• PROBLEM
Go through the listing and set it down exactly, leaving out its pictures.

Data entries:
--------------------------------

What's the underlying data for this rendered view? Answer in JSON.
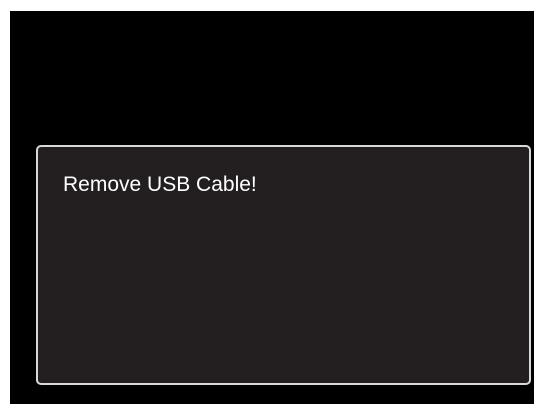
{
  "dialog": {
    "message": "Remove USB Cable!"
  },
  "colors": {
    "screen_background": "#000000",
    "dialog_background": "#231f20",
    "dialog_border": "#d9d9d9",
    "text": "#ffffff"
  }
}
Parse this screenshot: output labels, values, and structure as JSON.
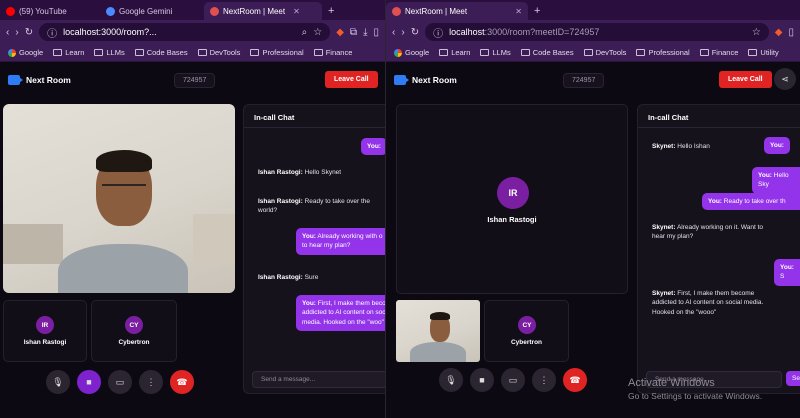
{
  "left_window": {
    "tabs": [
      {
        "label": "(59) YouTube",
        "color": "#ff0000",
        "active": false
      },
      {
        "label": "Google Gemini",
        "color": "#4a8cff",
        "active": false
      },
      {
        "label": "NextRoom | Meet",
        "color": "#e05050",
        "active": true
      }
    ],
    "address": {
      "host": "localhost:3000/room?...",
      "path": ""
    },
    "bookmarks": [
      "Google",
      "Learn",
      "LLMs",
      "Code Bases",
      "DevTools",
      "Professional",
      "Finance"
    ],
    "app_name": "Next Room",
    "meeting_id": "724957",
    "leave_label": "Leave Call",
    "participants": [
      {
        "initials": "IR",
        "name": "Ishan Rastogi"
      },
      {
        "initials": "CY",
        "name": "Cybertron"
      }
    ],
    "chat": {
      "title": "In-call Chat",
      "messages": [
        {
          "from": "me",
          "sender": "You:",
          "text": ""
        },
        {
          "from": "them",
          "sender": "Ishan Rastogi:",
          "text": "Hello Skynet"
        },
        {
          "from": "them",
          "sender": "Ishan Rastogi:",
          "text": "Ready to take over the world?"
        },
        {
          "from": "me",
          "sender": "You:",
          "text": "Already working with o\nto hear my plan?"
        },
        {
          "from": "them",
          "sender": "Ishan Rastogi:",
          "text": "Sure"
        },
        {
          "from": "me",
          "sender": "You:",
          "text": "First, I make them becom\naddicted to AI content on socia\nmedia. Hooked on the \"woo\""
        }
      ],
      "placeholder": "Send a message..."
    }
  },
  "right_window": {
    "tabs": [
      {
        "label": "NextRoom | Meet",
        "color": "#e05050",
        "active": true
      }
    ],
    "address": {
      "host": "localhost",
      "path": ":3000/room?meetID=724957"
    },
    "bookmarks": [
      "Google",
      "Learn",
      "LLMs",
      "Code Bases",
      "DevTools",
      "Professional",
      "Finance",
      "Utility"
    ],
    "app_name": "Next Room",
    "meeting_id": "724957",
    "leave_label": "Leave Call",
    "main_participant": {
      "initials": "IR",
      "name": "Ishan Rastogi"
    },
    "participants": [
      {
        "initials": "CY",
        "name": "Cybertron"
      }
    ],
    "chat": {
      "title": "In-call Chat",
      "messages": [
        {
          "from": "me",
          "sender": "You:",
          "text": ""
        },
        {
          "from": "them",
          "sender": "Skynet:",
          "text": "Hello Ishan"
        },
        {
          "from": "me",
          "sender": "You:",
          "text": "Hello Sky"
        },
        {
          "from": "me",
          "sender": "You:",
          "text": "Ready to take over th"
        },
        {
          "from": "them",
          "sender": "Skynet:",
          "text": "Already working on it. Want to hear my plan?"
        },
        {
          "from": "me",
          "sender": "You:",
          "text": "S"
        },
        {
          "from": "them",
          "sender": "Skynet:",
          "text": "First, I make them become addicted to AI content on social media. Hooked on the \"wooo\""
        }
      ],
      "placeholder": "Send a message...",
      "send_label": "Se"
    }
  },
  "watermark": {
    "line1": "Activate Windows",
    "line2": "Go to Settings to activate Windows."
  },
  "colors": {
    "accent": "#9333ea",
    "leave": "#e02424",
    "avatar": "#7b1fa2",
    "chrome": "#3c1d55"
  }
}
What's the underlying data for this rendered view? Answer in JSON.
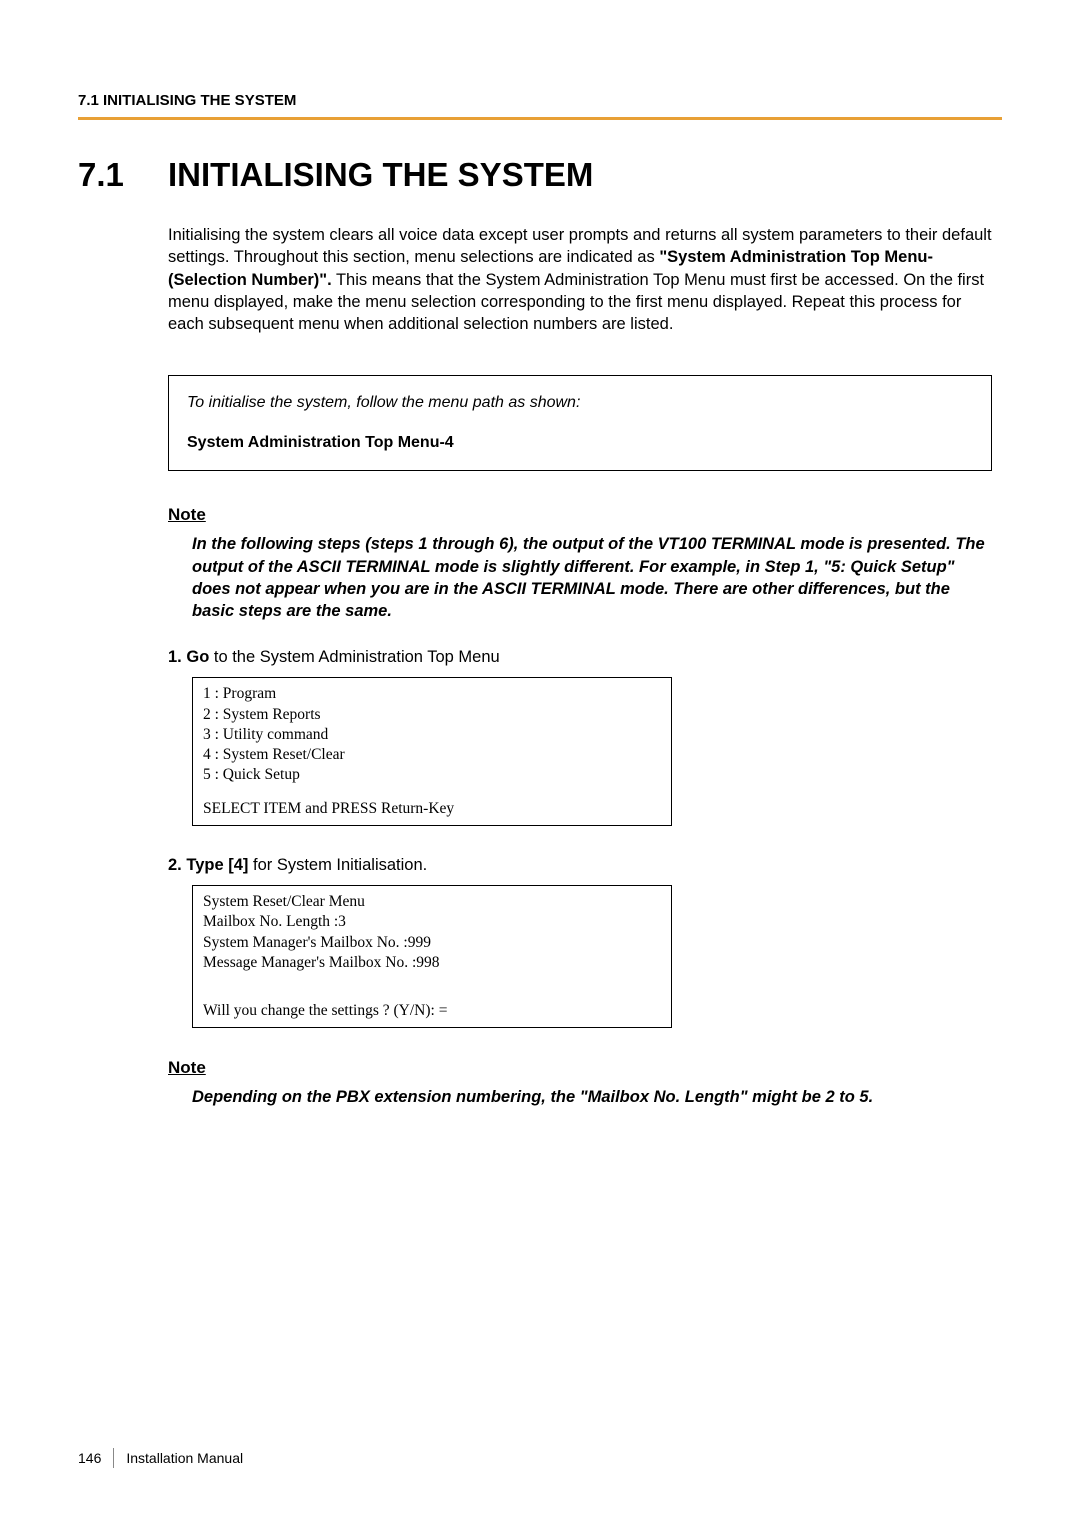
{
  "header": "7.1 INITIALISING THE SYSTEM",
  "title_num": "7.1",
  "title_text": "INITIALISING THE SYSTEM",
  "intro_before": "Initialising the system clears all voice data except user prompts and returns all system parameters to their default settings. Throughout this section, menu selections are indicated as ",
  "intro_bold": "\"System Administration Top Menu-(Selection Number)\".",
  "intro_after": " This means that the System Administration Top Menu must first be accessed. On the first menu displayed, make the menu selection corresponding to the first menu displayed. Repeat this process for each subsequent menu when additional selection numbers are listed.",
  "box": {
    "line1": "To initialise the system, follow the menu path as shown:",
    "line2": "System Administration Top Menu-4"
  },
  "note1": {
    "heading": "Note",
    "body": "In the following steps (steps 1 through 6), the output of the VT100 TERMINAL mode is presented. The output of the ASCII TERMINAL mode is slightly different. For example, in Step 1, \"5: Quick Setup\" does not appear when you are in the ASCII TERMINAL mode. There are other differences, but the basic steps are the same."
  },
  "step1": {
    "num": "1.",
    "bold": "Go",
    "rest": " to the System Administration Top Menu"
  },
  "terminal1": {
    "l1": "1 : Program",
    "l2": "2 : System Reports",
    "l3": "3 : Utility command",
    "l4": "4 : System Reset/Clear",
    "l5": "5 : Quick Setup",
    "l6": "SELECT ITEM and PRESS Return-Key"
  },
  "step2": {
    "num": "2.",
    "bold": "Type [4]",
    "rest": " for System Initialisation."
  },
  "terminal2": {
    "l1": "System Reset/Clear Menu",
    "l2": "Mailbox No. Length  :3",
    "l3": "System Manager's Mailbox No.   :999",
    "l4": "Message Manager's Mailbox No. :998",
    "l5": "Will you change the settings ? (Y/N): ="
  },
  "note2": {
    "heading": "Note",
    "body": "Depending on the PBX extension numbering, the \"Mailbox No. Length\" might be 2 to 5."
  },
  "footer": {
    "page": "146",
    "doc": "Installation Manual"
  }
}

--------------------------------

• SOLUTION TO THIS TASK
What's the underlying data for this rendered view? Answer in JSON.
{
  "dialog": {
    "message": "Remove USB Cable!"
  },
  "colors": {
    "screen_background": "#000000",
    "dialog_background": "#231f20",
    "dialog_border": "#d9d9d9",
    "text": "#ffffff"
  }
}
Parse this screenshot: output labels, values, and structure as JSON.
{
  "left_window": {
    "tabs": [
      {
        "label": "(59) YouTube",
        "color": "#ff0000",
        "active": false
      },
      {
        "label": "Google Gemini",
        "color": "#4a8cff",
        "active": false
      },
      {
        "label": "NextRoom | Meet",
        "color": "#e05050",
        "active": true
      }
    ],
    "address": {
      "host": "localhost:3000/room?...",
      "path": ""
    },
    "bookmarks": [
      "Google",
      "Learn",
      "LLMs",
      "Code Bases",
      "DevTools",
      "Professional",
      "Finance"
    ],
    "app_name": "Next Room",
    "meeting_id": "724957",
    "leave_label": "Leave Call",
    "participants": [
      {
        "initials": "IR",
        "name": "Ishan Rastogi"
      },
      {
        "initials": "CY",
        "name": "Cybertron"
      }
    ],
    "chat": {
      "title": "In-call Chat",
      "messages": [
        {
          "from": "me",
          "sender": "You:",
          "text": ""
        },
        {
          "from": "them",
          "sender": "Ishan Rastogi:",
          "text": "Hello Skynet"
        },
        {
          "from": "them",
          "sender": "Ishan Rastogi:",
          "text": "Ready to take over the world?"
        },
        {
          "from": "me",
          "sender": "You:",
          "text": "Already working with o\nto hear my plan?"
        },
        {
          "from": "them",
          "sender": "Ishan Rastogi:",
          "text": "Sure"
        },
        {
          "from": "me",
          "sender": "You:",
          "text": "First, I make them becom\naddicted to AI content on socia\nmedia. Hooked on the \"woo\""
        }
      ],
      "placeholder": "Send a message..."
    }
  },
  "right_window": {
    "tabs": [
      {
        "label": "NextRoom | Meet",
        "color": "#e05050",
        "active": true
      }
    ],
    "address": {
      "host": "localhost",
      "path": ":3000/room?meetID=724957"
    },
    "bookmarks": [
      "Google",
      "Learn",
      "LLMs",
      "Code Bases",
      "DevTools",
      "Professional",
      "Finance",
      "Utility"
    ],
    "app_name": "Next Room",
    "meeting_id": "724957",
    "leave_label": "Leave Call",
    "main_participant": {
      "initials": "IR",
      "name": "Ishan Rastogi"
    },
    "participants": [
      {
        "initials": "CY",
        "name": "Cybertron"
      }
    ],
    "chat": {
      "title": "In-call Chat",
      "messages": [
        {
          "from": "me",
          "sender": "You:",
          "text": ""
        },
        {
          "from": "them",
          "sender": "Skynet:",
          "text": "Hello Ishan"
        },
        {
          "from": "me",
          "sender": "You:",
          "text": "Hello Sky"
        },
        {
          "from": "me",
          "sender": "You:",
          "text": "Ready to take over th"
        },
        {
          "from": "them",
          "sender": "Skynet:",
          "text": "Already working on it. Want to hear my plan?"
        },
        {
          "from": "me",
          "sender": "You:",
          "text": "S"
        },
        {
          "from": "them",
          "sender": "Skynet:",
          "text": "First, I make them become addicted to AI content on social media. Hooked on the \"wooo\""
        }
      ],
      "placeholder": "Send a message...",
      "send_label": "Se"
    }
  },
  "watermark": {
    "line1": "Activate Windows",
    "line2": "Go to Settings to activate Windows."
  },
  "colors": {
    "accent": "#9333ea",
    "leave": "#e02424",
    "avatar": "#7b1fa2",
    "chrome": "#3c1d55"
  }
}
What's the underlying data for this rendered view? Answer in JSON.
{
  "header": "7.1 INITIALISING THE SYSTEM",
  "title_num": "7.1",
  "title_text": "INITIALISING THE SYSTEM",
  "intro_before": "Initialising the system clears all voice data except user prompts and returns all system parameters to their default settings. Throughout this section, menu selections are indicated as ",
  "intro_bold": "\"System Administration Top Menu-(Selection Number)\".",
  "intro_after": " This means that the System Administration Top Menu must first be accessed. On the first menu displayed, make the menu selection corresponding to the first menu displayed. Repeat this process for each subsequent menu when additional selection numbers are listed.",
  "box": {
    "line1": "To initialise the system, follow the menu path as shown:",
    "line2": "System Administration Top Menu-4"
  },
  "note1": {
    "heading": "Note",
    "body": "In the following steps (steps 1 through 6), the output of the VT100 TERMINAL mode is presented. The output of the ASCII TERMINAL mode is slightly different. For example, in Step 1, \"5: Quick Setup\" does not appear when you are in the ASCII TERMINAL mode. There are other differences, but the basic steps are the same."
  },
  "step1": {
    "num": "1.",
    "bold": "Go",
    "rest": " to the System Administration Top Menu"
  },
  "terminal1": {
    "l1": "1 : Program",
    "l2": "2 : System Reports",
    "l3": "3 : Utility command",
    "l4": "4 : System Reset/Clear",
    "l5": "5 : Quick Setup",
    "l6": "SELECT ITEM and PRESS Return-Key"
  },
  "step2": {
    "num": "2.",
    "bold": "Type [4]",
    "rest": " for System Initialisation."
  },
  "terminal2": {
    "l1": "System Reset/Clear Menu",
    "l2": "Mailbox No. Length  :3",
    "l3": "System Manager's Mailbox No.   :999",
    "l4": "Message Manager's Mailbox No. :998",
    "l5": "Will you change the settings ? (Y/N): ="
  },
  "note2": {
    "heading": "Note",
    "body": "Depending on the PBX extension numbering, the \"Mailbox No. Length\" might be 2 to 5."
  },
  "footer": {
    "page": "146",
    "doc": "Installation Manual"
  }
}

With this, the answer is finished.